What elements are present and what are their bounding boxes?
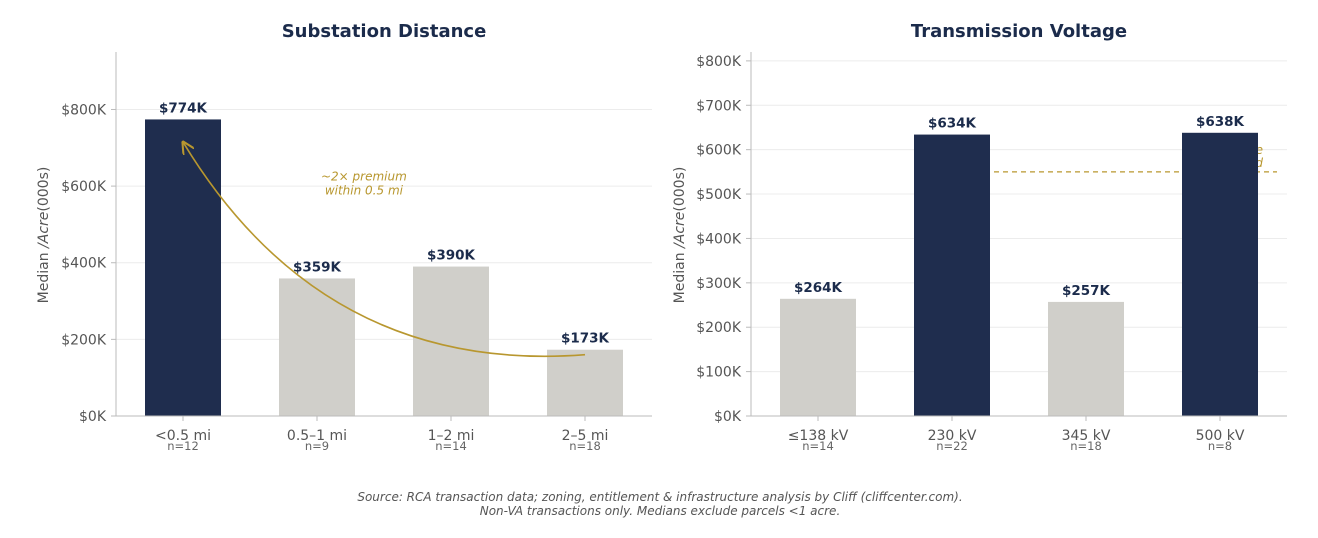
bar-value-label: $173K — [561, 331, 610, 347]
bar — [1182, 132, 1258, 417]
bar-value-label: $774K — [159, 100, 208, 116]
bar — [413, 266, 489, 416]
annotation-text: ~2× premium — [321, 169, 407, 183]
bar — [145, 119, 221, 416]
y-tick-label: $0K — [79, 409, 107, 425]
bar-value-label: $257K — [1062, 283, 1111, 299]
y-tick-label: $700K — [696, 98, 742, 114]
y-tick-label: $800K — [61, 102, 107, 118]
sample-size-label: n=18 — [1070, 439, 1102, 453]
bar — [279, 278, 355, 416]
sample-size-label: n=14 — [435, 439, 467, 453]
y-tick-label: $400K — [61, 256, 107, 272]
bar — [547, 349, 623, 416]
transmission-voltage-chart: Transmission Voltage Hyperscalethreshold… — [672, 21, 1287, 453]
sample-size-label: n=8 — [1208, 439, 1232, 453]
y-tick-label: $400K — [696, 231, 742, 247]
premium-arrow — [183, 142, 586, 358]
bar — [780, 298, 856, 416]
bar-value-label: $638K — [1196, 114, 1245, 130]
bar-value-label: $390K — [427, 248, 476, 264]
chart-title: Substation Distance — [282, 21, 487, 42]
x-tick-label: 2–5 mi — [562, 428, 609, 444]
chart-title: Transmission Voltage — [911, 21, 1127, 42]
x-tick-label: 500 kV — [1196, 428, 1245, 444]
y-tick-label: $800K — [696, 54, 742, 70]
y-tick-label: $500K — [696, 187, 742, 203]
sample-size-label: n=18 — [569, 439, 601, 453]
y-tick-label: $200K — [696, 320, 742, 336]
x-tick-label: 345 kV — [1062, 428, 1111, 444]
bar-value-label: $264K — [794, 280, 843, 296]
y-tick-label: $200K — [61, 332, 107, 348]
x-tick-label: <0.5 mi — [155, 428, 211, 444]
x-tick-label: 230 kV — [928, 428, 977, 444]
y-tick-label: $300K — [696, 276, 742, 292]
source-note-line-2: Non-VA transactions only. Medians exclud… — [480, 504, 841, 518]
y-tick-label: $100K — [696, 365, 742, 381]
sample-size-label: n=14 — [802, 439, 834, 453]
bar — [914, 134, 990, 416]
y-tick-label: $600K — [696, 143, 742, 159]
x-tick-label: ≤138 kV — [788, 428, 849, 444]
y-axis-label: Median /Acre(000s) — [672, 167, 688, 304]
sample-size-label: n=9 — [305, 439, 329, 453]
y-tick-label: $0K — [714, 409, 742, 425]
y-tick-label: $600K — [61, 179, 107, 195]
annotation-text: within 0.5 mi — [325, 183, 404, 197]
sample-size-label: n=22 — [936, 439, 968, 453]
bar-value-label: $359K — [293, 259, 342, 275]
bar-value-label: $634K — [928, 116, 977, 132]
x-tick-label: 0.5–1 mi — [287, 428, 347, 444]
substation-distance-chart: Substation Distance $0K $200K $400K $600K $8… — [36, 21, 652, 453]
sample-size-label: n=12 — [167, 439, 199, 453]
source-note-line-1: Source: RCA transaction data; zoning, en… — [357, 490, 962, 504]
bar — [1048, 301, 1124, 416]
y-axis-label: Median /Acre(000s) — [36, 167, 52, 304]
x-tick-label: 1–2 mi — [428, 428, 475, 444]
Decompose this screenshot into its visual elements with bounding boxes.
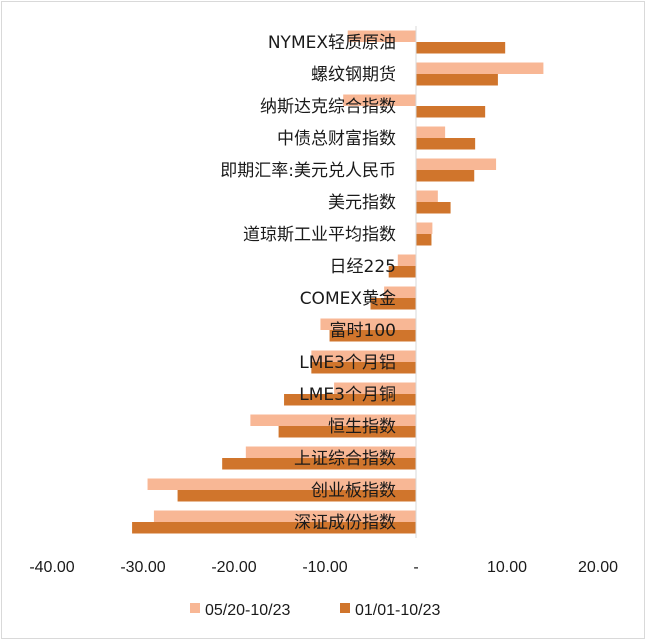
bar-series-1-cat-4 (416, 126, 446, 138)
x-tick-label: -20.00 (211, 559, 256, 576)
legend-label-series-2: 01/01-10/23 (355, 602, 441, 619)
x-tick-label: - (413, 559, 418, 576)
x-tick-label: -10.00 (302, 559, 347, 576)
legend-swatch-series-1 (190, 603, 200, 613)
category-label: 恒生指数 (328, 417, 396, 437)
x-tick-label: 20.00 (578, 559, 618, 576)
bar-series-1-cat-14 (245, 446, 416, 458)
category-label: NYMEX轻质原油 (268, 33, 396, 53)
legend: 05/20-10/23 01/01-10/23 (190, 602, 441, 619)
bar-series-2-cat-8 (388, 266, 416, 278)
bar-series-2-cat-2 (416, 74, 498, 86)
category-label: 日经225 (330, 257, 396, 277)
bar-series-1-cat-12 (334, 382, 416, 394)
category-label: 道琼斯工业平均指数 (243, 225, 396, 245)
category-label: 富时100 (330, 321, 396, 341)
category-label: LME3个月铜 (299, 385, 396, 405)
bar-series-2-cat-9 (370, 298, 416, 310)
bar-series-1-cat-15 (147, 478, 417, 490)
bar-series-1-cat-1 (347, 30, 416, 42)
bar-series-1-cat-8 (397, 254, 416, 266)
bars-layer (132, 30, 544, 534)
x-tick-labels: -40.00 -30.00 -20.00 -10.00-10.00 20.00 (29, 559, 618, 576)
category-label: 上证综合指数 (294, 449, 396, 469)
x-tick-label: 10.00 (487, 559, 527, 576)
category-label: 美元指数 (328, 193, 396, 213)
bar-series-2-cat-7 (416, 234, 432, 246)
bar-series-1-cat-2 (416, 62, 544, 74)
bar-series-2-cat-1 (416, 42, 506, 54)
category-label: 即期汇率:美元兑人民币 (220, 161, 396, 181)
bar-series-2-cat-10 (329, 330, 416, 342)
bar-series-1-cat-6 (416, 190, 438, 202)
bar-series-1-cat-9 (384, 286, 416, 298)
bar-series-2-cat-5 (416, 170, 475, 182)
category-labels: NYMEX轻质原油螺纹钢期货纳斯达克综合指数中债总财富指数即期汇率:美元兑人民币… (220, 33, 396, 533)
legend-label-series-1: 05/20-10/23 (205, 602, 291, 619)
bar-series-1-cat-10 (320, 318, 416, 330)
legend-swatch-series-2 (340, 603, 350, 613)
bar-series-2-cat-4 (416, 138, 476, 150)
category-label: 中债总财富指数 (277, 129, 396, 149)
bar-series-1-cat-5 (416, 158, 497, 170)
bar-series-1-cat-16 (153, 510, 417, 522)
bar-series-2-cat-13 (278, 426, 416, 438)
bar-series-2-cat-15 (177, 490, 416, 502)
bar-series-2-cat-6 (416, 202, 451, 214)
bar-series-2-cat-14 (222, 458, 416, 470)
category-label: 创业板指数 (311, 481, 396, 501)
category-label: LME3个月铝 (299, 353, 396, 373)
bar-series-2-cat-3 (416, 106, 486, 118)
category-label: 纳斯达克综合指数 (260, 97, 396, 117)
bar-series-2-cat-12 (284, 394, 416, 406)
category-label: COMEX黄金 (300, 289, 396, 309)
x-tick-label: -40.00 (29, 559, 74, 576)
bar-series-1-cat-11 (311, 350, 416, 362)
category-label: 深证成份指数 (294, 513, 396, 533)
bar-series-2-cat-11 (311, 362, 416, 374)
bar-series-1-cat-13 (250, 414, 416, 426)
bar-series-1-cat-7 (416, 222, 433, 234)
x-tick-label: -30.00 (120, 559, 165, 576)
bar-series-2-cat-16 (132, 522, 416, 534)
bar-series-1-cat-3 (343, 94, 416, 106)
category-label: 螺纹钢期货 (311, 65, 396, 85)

Your instructions: Rewrite the data above with every "y-tick-label" changed to "y-axis-tick" and nothing else altered, leaving out the pictures.

Result of the task:
What elements are present and what are their bounding boxes?
bar-value-label: $173K — [561, 331, 610, 347]
bar — [1182, 132, 1258, 417]
bar-value-label: $774K — [159, 100, 208, 116]
bar — [413, 266, 489, 416]
annotation-text: ~2× premium — [321, 169, 407, 183]
bar — [145, 119, 221, 416]
y-axis-tick: $0K — [79, 409, 107, 425]
bar-value-label: $257K — [1062, 283, 1111, 299]
y-axis-tick: $700K — [696, 98, 742, 114]
y-axis-tick: $800K — [61, 102, 107, 118]
sample-size-label: n=18 — [1070, 439, 1102, 453]
bar — [279, 278, 355, 416]
sample-size-label: n=14 — [435, 439, 467, 453]
y-axis-tick: $400K — [61, 256, 107, 272]
bar — [547, 349, 623, 416]
transmission-voltage-chart: Transmission Voltage Hyperscalethreshold… — [672, 21, 1287, 453]
sample-size-label: n=8 — [1208, 439, 1232, 453]
y-axis-tick: $400K — [696, 231, 742, 247]
premium-arrow — [183, 142, 586, 358]
bar — [780, 298, 856, 416]
bar-value-label: $638K — [1196, 114, 1245, 130]
bar-value-label: $390K — [427, 248, 476, 264]
chart-title: Substation Distance — [282, 21, 487, 42]
x-tick-label: 2–5 mi — [562, 428, 609, 444]
chart-title: Transmission Voltage — [911, 21, 1127, 42]
x-tick-label: 500 kV — [1196, 428, 1245, 444]
y-axis-tick: $800K — [696, 54, 742, 70]
y-axis-tick: $500K — [696, 187, 742, 203]
sample-size-label: n=18 — [569, 439, 601, 453]
y-axis-tick: $200K — [696, 320, 742, 336]
x-tick-label: 345 kV — [1062, 428, 1111, 444]
bar-value-label: $264K — [794, 280, 843, 296]
y-axis-tick: $200K — [61, 332, 107, 348]
x-tick-label: <0.5 mi — [155, 428, 211, 444]
x-tick-label: 230 kV — [928, 428, 977, 444]
y-axis-tick: $300K — [696, 276, 742, 292]
source-note-line-2: Non-VA transactions only. Medians exclud… — [480, 504, 841, 518]
y-axis-tick: $100K — [696, 365, 742, 381]
sample-size-label: n=14 — [802, 439, 834, 453]
bar — [914, 134, 990, 416]
y-axis-tick: $600K — [696, 143, 742, 159]
x-tick-label: ≤138 kV — [788, 428, 849, 444]
y-axis-label: Median /Acre(000s) — [672, 167, 688, 304]
sample-size-label: n=9 — [305, 439, 329, 453]
y-axis-tick: $0K — [714, 409, 742, 425]
y-axis-tick: $600K — [61, 179, 107, 195]
annotation-text: within 0.5 mi — [325, 183, 404, 197]
sample-size-label: n=22 — [936, 439, 968, 453]
bar-value-label: $359K — [293, 259, 342, 275]
bar-value-label: $634K — [928, 116, 977, 132]
x-tick-label: 0.5–1 mi — [287, 428, 347, 444]
substation-distance-chart: Substation Distance $0K $200K $400K $600K $8… — [36, 21, 652, 453]
sample-size-label: n=12 — [167, 439, 199, 453]
source-note-line-1: Source: RCA transaction data; zoning, en… — [357, 490, 962, 504]
bar — [1048, 301, 1124, 416]
y-axis-label: Median /Acre(000s) — [36, 167, 52, 304]
x-tick-label: 1–2 mi — [428, 428, 475, 444]
Decompose this screenshot into its visual elements with bounding boxes.
bar-series-1-cat-4 (416, 126, 446, 138)
x-tick-label: -20.00 (211, 559, 256, 576)
legend-label-series-2: 01/01-10/23 (355, 602, 441, 619)
x-tick-label: - (413, 559, 418, 576)
x-tick-label: -10.00 (302, 559, 347, 576)
legend-swatch-series-1 (190, 603, 200, 613)
category-label: 恒生指数 (328, 417, 396, 437)
x-tick-label: 20.00 (578, 559, 618, 576)
bar-series-1-cat-14 (245, 446, 416, 458)
category-label: NYMEX轻质原油 (268, 33, 396, 53)
legend: 05/20-10/23 01/01-10/23 (190, 602, 441, 619)
bar-series-2-cat-8 (388, 266, 416, 278)
bar-series-2-cat-2 (416, 74, 498, 86)
category-label: 日经225 (330, 257, 396, 277)
bar-series-1-cat-12 (334, 382, 416, 394)
category-label: 道琼斯工业平均指数 (243, 225, 396, 245)
category-label: 富时100 (330, 321, 396, 341)
category-label: LME3个月铜 (299, 385, 396, 405)
bar-series-2-cat-9 (370, 298, 416, 310)
bar-series-1-cat-15 (147, 478, 417, 490)
bar-series-1-cat-1 (347, 30, 416, 42)
bar-series-1-cat-8 (397, 254, 416, 266)
bars-layer (132, 30, 544, 534)
x-tick-labels: -40.00 -30.00 -20.00 -10.00-10.00 20.00 (29, 559, 618, 576)
category-label: 上证综合指数 (294, 449, 396, 469)
x-tick-label: 10.00 (487, 559, 527, 576)
category-label: 美元指数 (328, 193, 396, 213)
bar-series-2-cat-7 (416, 234, 432, 246)
bar-series-1-cat-2 (416, 62, 544, 74)
bar-series-2-cat-1 (416, 42, 506, 54)
category-label: 即期汇率:美元兑人民币 (220, 161, 396, 181)
bar-series-2-cat-10 (329, 330, 416, 342)
bar-series-1-cat-6 (416, 190, 438, 202)
bar-series-1-cat-9 (384, 286, 416, 298)
bar-series-2-cat-5 (416, 170, 475, 182)
category-labels: NYMEX轻质原油螺纹钢期货纳斯达克综合指数中债总财富指数即期汇率:美元兑人民币… (220, 33, 396, 533)
legend-label-series-1: 05/20-10/23 (205, 602, 291, 619)
bar-series-1-cat-10 (320, 318, 416, 330)
legend-swatch-series-2 (340, 603, 350, 613)
bar-series-2-cat-4 (416, 138, 476, 150)
category-label: 中债总财富指数 (277, 129, 396, 149)
bar-series-1-cat-5 (416, 158, 497, 170)
bar-series-1-cat-16 (153, 510, 417, 522)
bar-series-2-cat-13 (278, 426, 416, 438)
bar-series-2-cat-15 (177, 490, 416, 502)
bar-series-2-cat-6 (416, 202, 451, 214)
bar-series-2-cat-14 (222, 458, 416, 470)
category-label: 创业板指数 (311, 481, 396, 501)
category-label: LME3个月铝 (299, 353, 396, 373)
bar-series-2-cat-3 (416, 106, 486, 118)
category-label: 纳斯达克综合指数 (260, 97, 396, 117)
bar-series-2-cat-12 (284, 394, 416, 406)
category-label: COMEX黄金 (300, 289, 396, 309)
x-tick-label: -40.00 (29, 559, 74, 576)
bar-series-1-cat-11 (311, 350, 416, 362)
category-label: 深证成份指数 (294, 513, 396, 533)
bar-series-2-cat-11 (311, 362, 416, 374)
bar-series-1-cat-13 (250, 414, 416, 426)
bar-series-1-cat-7 (416, 222, 433, 234)
x-tick-label: -30.00 (120, 559, 165, 576)
bar-series-2-cat-16 (132, 522, 416, 534)
bar-series-1-cat-3 (343, 94, 416, 106)
category-label: 螺纹钢期货 (311, 65, 396, 85)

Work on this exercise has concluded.